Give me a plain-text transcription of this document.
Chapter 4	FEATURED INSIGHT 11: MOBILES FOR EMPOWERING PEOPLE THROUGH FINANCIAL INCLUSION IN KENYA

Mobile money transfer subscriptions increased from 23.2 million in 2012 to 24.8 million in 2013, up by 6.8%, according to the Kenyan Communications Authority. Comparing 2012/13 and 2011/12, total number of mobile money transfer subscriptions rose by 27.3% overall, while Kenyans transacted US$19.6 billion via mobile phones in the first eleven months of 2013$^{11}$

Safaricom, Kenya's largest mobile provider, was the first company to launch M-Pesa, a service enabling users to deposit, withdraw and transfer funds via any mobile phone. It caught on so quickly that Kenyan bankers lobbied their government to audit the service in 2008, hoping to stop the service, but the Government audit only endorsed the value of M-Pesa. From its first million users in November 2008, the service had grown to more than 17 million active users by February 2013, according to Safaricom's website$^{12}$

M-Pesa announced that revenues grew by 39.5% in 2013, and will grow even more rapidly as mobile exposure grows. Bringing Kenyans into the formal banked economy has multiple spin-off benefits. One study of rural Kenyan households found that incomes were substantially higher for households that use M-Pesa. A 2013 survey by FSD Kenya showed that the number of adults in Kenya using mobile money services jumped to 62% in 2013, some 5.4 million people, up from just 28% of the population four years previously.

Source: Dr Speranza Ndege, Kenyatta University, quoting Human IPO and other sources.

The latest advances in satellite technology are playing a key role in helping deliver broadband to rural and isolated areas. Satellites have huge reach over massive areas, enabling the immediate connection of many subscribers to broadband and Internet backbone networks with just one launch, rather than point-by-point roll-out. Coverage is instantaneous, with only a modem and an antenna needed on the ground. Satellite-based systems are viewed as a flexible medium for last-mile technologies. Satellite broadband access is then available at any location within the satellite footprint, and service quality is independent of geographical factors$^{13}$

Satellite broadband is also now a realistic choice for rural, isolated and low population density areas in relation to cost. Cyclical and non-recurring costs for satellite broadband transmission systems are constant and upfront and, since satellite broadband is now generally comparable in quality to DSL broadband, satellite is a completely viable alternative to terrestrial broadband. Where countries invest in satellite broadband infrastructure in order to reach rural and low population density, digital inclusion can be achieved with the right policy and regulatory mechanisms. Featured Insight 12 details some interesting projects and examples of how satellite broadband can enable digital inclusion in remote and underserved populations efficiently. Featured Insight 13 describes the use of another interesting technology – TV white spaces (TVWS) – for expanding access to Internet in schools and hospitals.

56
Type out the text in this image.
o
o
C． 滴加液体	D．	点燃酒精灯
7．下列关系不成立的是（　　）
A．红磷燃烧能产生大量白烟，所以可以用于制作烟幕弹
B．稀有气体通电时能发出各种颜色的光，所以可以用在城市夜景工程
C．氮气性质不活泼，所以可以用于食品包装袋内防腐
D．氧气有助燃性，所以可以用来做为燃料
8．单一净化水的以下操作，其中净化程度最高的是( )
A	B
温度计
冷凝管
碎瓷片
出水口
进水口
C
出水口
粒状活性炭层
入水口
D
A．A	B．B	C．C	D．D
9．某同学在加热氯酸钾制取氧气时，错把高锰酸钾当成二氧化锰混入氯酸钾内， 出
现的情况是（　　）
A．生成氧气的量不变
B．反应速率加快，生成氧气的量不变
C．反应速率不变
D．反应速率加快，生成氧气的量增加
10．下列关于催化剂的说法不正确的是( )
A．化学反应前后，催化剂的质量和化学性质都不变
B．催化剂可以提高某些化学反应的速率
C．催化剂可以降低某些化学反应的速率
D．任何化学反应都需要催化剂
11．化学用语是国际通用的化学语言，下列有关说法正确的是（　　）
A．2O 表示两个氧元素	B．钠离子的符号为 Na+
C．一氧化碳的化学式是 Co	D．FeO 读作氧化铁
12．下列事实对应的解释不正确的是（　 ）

### TASK TO COMPLETE
Print the listing above in full, exactly as it is.

### ANSWER BELOW
Give me a plain-text transcription of this document.
Chapter 4	FEATURED INSIGHT 11: MOBILES FOR EMPOWERING PEOPLE THROUGH FINANCIAL INCLUSION IN KENYA

Mobile money transfer subscriptions increased from 23.2 million in 2012 to 24.8 million in 2013, up by 6.8%, according to the Kenyan Communications Authority. Comparing 2012/13 and 2011/12, total number of mobile money transfer subscriptions rose by 27.3% overall, while Kenyans transacted US$19.6 billion via mobile phones in the first eleven months of 2013$^{11}$

Safaricom, Kenya's largest mobile provider, was the first company to launch M-Pesa, a service enabling users to deposit, withdraw and transfer funds via any mobile phone. It caught on so quickly that Kenyan bankers lobbied their government to audit the service in 2008, hoping to stop the service, but the Government audit only endorsed the value of M-Pesa. From its first million users in November 2008, the service had grown to more than 17 million active users by February 2013, according to Safaricom's website$^{12}$

M-Pesa announced that revenues grew by 39.5% in 2013, and will grow even more rapidly as mobile exposure grows. Bringing Kenyans into the formal banked economy has multiple spin-off benefits. One study of rural Kenyan households found that incomes were substantially higher for households that use M-Pesa. A 2013 survey by FSD Kenya showed that the number of adults in Kenya using mobile money services jumped to 62% in 2013, some 5.4 million people, up from just 28% of the population four years previously.

Source: Dr Speranza Ndege, Kenyatta University, quoting Human IPO and other sources.

The latest advances in satellite technology are playing a key role in helping deliver broadband to rural and isolated areas. Satellites have huge reach over massive areas, enabling the immediate connection of many subscribers to broadband and Internet backbone networks with just one launch, rather than point-by-point roll-out. Coverage is instantaneous, with only a modem and an antenna needed on the ground. Satellite-based systems are viewed as a flexible medium for last-mile technologies. Satellite broadband access is then available at any location within the satellite footprint, and service quality is independent of geographical factors$^{13}$

Satellite broadband is also now a realistic choice for rural, isolated and low population density areas in relation to cost. Cyclical and non-recurring costs for satellite broadband transmission systems are constant and upfront and, since satellite broadband is now generally comparable in quality to DSL broadband, satellite is a completely viable alternative to terrestrial broadband. Where countries invest in satellite broadband infrastructure in order to reach rural and low population density, digital inclusion can be achieved with the right policy and regulatory mechanisms. Featured Insight 12 details some interesting projects and examples of how satellite broadband can enable digital inclusion in remote and underserved populations efficiently. Featured Insight 13 describes the use of another interesting technology – TV white spaces (TVWS) – for expanding access to Internet in schools and hospitals.

56
Type out the text in this image.
o
o
C． 滴加液体	D．	点燃酒精灯
7．下列关系不成立的是（　　）
A．红磷燃烧能产生大量白烟，所以可以用于制作烟幕弹
B．稀有气体通电时能发出各种颜色的光，所以可以用在城市夜景工程
C．氮气性质不活泼，所以可以用于食品包装袋内防腐
D．氧气有助燃性，所以可以用来做为燃料
8．单一净化水的以下操作，其中净化程度最高的是( )
A	B
温度计
冷凝管
碎瓷片
出水口
进水口
C
出水口
粒状活性炭层
入水口
D
A．A	B．B	C．C	D．D
9．某同学在加热氯酸钾制取氧气时，错把高锰酸钾当成二氧化锰混入氯酸钾内， 出
现的情况是（　　）
A．生成氧气的量不变
B．反应速率加快，生成氧气的量不变
C．反应速率不变
D．反应速率加快，生成氧气的量增加
10．下列关于催化剂的说法不正确的是( )
A．化学反应前后，催化剂的质量和化学性质都不变
B．催化剂可以提高某些化学反应的速率
C．催化剂可以降低某些化学反应的速率
D．任何化学反应都需要催化剂
11．化学用语是国际通用的化学语言，下列有关说法正确的是（　　）
A．2O 表示两个氧元素	B．钠离子的符号为 Na+
C．一氧化碳的化学式是 Co	D．FeO 读作氧化铁
12．下列事实对应的解释不正确的是（　 ）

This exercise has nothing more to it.